◆ DIRECTIVE
In the listing that follows, how many lines contain the string "Slice"? Provide only the number.

◆ TASK MATERIAL
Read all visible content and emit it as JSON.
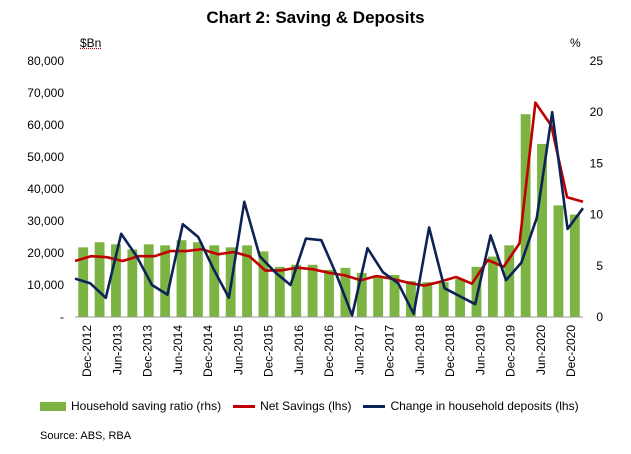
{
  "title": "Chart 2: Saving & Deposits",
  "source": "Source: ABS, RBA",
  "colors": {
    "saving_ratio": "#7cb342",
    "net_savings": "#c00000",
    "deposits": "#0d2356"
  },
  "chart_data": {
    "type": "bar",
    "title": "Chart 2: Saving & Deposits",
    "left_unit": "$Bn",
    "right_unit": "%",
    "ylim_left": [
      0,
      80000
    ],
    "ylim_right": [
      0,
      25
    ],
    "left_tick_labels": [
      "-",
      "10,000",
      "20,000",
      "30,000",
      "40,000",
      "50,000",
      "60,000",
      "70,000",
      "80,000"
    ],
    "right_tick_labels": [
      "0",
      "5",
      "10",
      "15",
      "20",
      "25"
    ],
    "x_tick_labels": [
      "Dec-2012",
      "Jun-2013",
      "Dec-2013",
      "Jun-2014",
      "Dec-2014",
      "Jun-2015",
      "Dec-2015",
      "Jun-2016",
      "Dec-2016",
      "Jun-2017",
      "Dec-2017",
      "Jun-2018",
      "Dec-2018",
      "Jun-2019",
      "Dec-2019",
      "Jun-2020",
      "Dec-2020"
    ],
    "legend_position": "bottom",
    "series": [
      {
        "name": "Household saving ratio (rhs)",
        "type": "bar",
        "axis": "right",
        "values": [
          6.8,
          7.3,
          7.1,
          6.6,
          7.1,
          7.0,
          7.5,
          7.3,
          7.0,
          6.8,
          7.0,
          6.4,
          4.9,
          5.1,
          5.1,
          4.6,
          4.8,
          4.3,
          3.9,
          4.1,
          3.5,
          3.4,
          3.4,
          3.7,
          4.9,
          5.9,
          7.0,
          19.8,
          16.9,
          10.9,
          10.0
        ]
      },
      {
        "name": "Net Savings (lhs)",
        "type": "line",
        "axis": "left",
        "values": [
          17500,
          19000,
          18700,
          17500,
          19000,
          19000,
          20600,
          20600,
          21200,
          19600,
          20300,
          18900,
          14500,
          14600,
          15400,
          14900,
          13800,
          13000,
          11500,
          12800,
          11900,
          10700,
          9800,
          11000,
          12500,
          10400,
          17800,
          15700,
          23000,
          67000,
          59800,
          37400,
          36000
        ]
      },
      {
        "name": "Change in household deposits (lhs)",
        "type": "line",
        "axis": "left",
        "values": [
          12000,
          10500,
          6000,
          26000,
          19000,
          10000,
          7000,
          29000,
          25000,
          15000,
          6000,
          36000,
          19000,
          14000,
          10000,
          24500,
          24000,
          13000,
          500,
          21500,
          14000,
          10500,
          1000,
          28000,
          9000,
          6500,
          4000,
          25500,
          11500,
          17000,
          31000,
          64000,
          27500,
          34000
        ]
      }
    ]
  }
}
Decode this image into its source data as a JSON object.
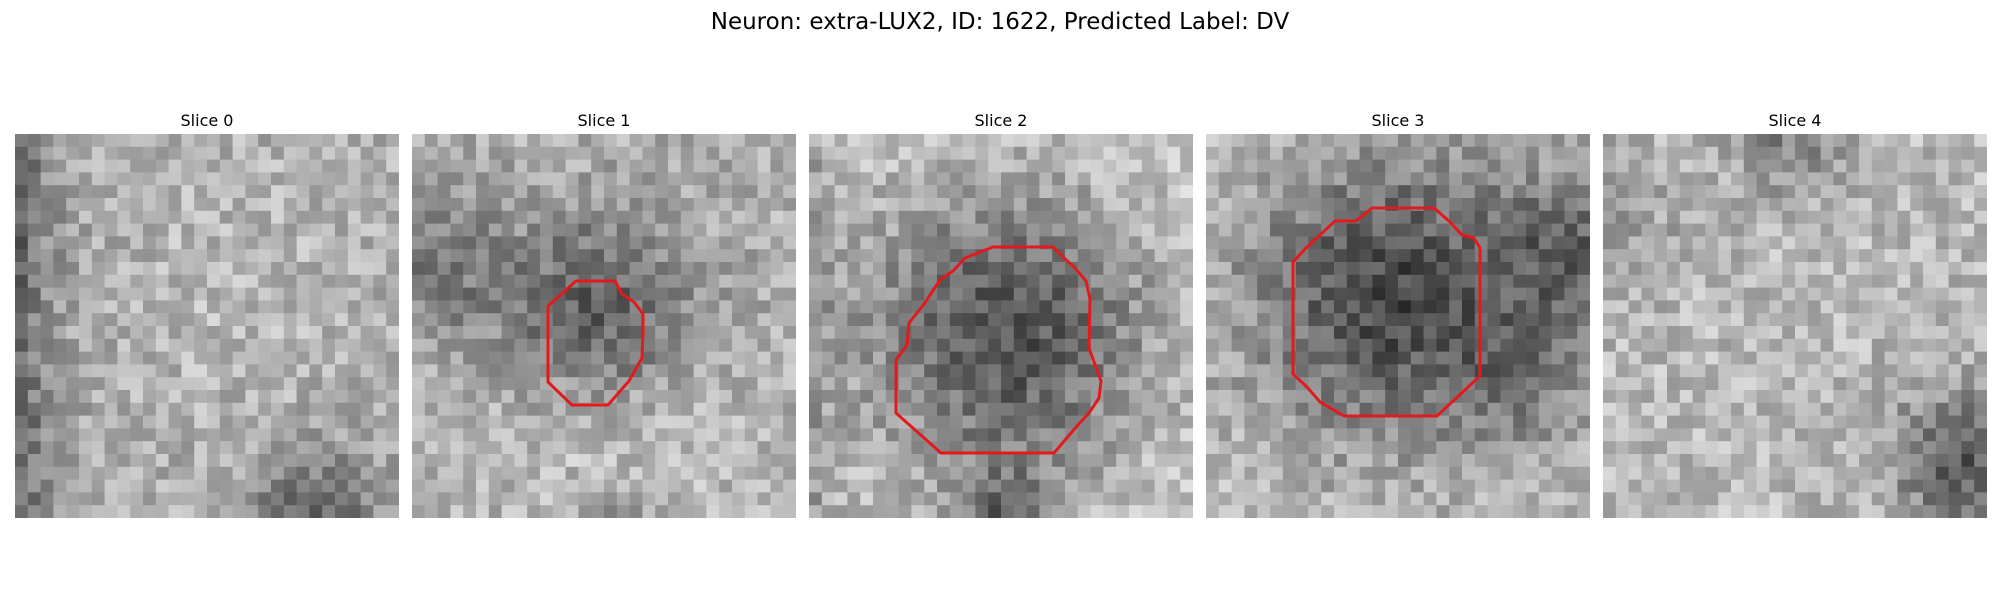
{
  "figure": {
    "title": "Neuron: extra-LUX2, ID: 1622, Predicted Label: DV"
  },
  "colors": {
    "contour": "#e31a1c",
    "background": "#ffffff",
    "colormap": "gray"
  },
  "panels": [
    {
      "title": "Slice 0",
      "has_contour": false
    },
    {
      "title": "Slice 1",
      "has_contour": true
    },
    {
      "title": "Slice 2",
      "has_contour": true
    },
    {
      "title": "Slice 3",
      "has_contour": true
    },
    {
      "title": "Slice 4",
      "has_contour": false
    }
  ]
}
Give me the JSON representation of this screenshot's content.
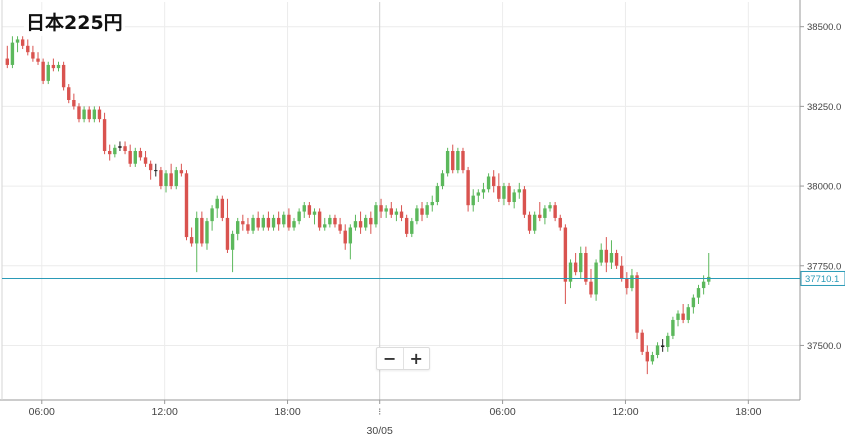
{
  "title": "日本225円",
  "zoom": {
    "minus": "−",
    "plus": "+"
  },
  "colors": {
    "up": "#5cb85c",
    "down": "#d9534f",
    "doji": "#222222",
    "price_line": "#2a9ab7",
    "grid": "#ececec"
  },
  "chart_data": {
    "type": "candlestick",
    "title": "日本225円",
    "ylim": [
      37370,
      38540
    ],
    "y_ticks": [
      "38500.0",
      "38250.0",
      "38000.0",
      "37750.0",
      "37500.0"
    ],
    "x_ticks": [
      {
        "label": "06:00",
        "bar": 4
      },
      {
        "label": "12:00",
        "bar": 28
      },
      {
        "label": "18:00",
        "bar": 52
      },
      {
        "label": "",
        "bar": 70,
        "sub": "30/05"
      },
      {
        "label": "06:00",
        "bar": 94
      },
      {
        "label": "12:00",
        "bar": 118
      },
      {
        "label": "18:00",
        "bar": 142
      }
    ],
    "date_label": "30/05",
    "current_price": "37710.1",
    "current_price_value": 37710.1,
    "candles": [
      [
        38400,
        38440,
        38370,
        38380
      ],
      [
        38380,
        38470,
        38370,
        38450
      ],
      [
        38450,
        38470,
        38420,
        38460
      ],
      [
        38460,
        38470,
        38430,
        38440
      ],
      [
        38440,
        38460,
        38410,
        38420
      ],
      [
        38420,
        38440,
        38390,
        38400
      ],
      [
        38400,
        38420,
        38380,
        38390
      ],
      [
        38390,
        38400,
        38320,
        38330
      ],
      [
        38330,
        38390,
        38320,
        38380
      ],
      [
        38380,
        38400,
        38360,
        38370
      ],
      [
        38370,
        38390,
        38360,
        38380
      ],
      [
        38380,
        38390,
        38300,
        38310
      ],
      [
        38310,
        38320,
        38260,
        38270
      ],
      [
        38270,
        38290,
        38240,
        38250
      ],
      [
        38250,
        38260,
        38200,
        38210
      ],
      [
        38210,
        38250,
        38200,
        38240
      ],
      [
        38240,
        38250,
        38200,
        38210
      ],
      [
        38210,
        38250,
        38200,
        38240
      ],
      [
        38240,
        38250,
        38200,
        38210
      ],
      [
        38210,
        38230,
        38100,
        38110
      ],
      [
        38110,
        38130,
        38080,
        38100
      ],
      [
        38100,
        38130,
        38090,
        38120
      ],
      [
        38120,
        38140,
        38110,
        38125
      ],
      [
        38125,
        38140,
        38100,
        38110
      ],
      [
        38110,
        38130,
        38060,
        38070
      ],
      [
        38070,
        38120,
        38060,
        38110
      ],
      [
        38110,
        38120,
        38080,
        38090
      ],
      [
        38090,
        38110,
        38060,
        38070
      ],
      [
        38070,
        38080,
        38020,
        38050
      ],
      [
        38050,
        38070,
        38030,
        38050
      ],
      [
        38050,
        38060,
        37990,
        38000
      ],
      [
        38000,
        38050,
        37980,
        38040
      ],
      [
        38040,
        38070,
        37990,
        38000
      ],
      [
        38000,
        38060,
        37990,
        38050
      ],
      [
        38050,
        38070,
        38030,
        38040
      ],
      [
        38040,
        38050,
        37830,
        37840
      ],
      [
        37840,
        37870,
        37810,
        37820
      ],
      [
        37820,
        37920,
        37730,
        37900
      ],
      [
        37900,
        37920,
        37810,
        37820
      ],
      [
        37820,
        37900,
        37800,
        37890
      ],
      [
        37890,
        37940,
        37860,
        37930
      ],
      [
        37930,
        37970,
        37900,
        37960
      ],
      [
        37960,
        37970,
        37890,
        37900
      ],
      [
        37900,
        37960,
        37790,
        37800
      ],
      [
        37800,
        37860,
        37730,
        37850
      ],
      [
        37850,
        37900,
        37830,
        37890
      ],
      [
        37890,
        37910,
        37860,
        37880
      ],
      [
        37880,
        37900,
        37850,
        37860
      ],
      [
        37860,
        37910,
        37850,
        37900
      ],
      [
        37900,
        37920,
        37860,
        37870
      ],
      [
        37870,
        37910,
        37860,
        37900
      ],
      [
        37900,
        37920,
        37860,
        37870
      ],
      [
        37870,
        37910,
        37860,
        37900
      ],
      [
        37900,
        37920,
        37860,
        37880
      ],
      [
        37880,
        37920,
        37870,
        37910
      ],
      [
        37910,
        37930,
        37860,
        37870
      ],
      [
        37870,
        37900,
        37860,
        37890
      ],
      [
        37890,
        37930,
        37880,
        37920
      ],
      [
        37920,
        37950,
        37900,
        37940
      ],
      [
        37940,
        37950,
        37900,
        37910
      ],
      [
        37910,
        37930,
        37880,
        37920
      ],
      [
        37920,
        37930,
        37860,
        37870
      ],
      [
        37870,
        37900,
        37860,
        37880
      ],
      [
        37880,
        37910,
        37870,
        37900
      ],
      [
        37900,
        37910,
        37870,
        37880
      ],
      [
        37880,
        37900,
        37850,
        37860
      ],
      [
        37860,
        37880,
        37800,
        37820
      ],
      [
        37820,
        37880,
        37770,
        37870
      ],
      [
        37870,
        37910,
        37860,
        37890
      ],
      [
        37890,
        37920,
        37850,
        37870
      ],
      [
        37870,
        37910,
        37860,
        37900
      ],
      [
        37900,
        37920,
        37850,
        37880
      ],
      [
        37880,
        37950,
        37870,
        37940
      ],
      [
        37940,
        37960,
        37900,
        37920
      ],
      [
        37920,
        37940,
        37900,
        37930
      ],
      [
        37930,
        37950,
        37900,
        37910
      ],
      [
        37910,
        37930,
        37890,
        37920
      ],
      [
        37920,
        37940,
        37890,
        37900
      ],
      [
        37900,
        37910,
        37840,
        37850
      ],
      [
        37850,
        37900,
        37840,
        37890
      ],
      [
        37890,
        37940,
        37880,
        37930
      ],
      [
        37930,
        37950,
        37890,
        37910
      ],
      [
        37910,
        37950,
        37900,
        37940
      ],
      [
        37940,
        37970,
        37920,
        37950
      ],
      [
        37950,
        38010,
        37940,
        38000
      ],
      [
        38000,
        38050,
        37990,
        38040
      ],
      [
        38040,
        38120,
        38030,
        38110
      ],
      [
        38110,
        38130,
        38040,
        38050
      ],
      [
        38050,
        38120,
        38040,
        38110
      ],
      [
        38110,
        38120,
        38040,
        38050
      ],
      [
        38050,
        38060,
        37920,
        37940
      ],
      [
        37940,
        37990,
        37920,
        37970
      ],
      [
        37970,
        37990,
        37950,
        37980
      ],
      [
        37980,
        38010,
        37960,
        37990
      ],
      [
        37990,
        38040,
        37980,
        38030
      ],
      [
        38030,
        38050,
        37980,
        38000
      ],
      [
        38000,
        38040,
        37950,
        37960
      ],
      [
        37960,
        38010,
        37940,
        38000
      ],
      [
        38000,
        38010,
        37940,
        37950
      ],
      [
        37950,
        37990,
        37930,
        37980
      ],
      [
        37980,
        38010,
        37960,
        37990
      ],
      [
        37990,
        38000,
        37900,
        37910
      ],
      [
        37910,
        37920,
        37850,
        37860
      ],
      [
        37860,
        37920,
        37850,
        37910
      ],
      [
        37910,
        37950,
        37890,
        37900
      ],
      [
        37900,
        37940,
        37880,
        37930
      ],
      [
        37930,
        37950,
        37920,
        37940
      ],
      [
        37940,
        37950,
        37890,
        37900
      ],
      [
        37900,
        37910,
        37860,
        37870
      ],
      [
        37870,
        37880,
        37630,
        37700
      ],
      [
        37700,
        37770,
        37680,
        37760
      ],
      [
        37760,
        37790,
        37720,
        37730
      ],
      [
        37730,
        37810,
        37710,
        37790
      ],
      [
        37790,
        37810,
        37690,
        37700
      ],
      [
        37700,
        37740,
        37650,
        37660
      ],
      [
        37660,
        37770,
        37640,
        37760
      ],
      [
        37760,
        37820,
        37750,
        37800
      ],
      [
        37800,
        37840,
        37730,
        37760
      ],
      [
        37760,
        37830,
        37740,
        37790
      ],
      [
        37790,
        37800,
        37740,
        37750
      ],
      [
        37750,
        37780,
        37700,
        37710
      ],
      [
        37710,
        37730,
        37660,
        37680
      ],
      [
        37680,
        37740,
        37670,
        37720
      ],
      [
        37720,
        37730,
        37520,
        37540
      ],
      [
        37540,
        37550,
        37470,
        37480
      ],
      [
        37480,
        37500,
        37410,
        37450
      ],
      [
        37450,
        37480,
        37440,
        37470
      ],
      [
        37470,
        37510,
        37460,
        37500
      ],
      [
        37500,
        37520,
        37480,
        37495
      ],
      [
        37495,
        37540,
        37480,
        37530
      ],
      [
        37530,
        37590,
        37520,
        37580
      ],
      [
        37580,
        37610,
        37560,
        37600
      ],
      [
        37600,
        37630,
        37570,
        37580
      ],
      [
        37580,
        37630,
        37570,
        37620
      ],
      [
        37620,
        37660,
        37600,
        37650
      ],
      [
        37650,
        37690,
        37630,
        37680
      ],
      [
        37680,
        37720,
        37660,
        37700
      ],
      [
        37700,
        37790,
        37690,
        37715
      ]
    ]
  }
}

◆ EXERCISE RESPONSE
5